▶ [What is needed] Write out the full listing again, exactly as it stands.

(Dataset items)
══════════════════════════════
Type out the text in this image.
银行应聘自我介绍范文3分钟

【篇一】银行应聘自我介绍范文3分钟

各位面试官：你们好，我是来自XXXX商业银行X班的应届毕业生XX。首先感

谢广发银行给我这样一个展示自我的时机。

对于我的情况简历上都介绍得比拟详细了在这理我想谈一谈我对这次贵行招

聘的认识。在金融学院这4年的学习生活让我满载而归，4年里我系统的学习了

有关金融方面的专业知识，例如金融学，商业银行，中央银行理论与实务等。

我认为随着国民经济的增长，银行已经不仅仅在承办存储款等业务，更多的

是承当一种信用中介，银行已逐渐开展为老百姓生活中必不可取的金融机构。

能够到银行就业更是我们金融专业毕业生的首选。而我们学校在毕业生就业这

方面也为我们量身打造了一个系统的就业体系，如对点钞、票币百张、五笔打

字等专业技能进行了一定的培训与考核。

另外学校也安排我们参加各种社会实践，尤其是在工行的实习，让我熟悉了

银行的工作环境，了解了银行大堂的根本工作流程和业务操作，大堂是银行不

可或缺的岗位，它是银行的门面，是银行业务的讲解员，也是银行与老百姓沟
══════════════════════════════
▶ [Result for this exercise]
Type out the text in this image.
银行应聘自我介绍范文3分钟

【篇一】银行应聘自我介绍范文3分钟

各位面试官：你们好，我是来自XXXX商业银行X班的应届毕业生XX。首先感

谢广发银行给我这样一个展示自我的时机。

对于我的情况简历上都介绍得比拟详细了在这理我想谈一谈我对这次贵行招

聘的认识。在金融学院这4年的学习生活让我满载而归，4年里我系统的学习了

有关金融方面的专业知识，例如金融学，商业银行，中央银行理论与实务等。

我认为随着国民经济的增长，银行已经不仅仅在承办存储款等业务，更多的

是承当一种信用中介，银行已逐渐开展为老百姓生活中必不可取的金融机构。

能够到银行就业更是我们金融专业毕业生的首选。而我们学校在毕业生就业这

方面也为我们量身打造了一个系统的就业体系，如对点钞、票币百张、五笔打

字等专业技能进行了一定的培训与考核。

另外学校也安排我们参加各种社会实践，尤其是在工行的实习，让我熟悉了

银行的工作环境，了解了银行大堂的根本工作流程和业务操作，大堂是银行不

可或缺的岗位，它是银行的门面，是银行业务的讲解员，也是银行与老百姓沟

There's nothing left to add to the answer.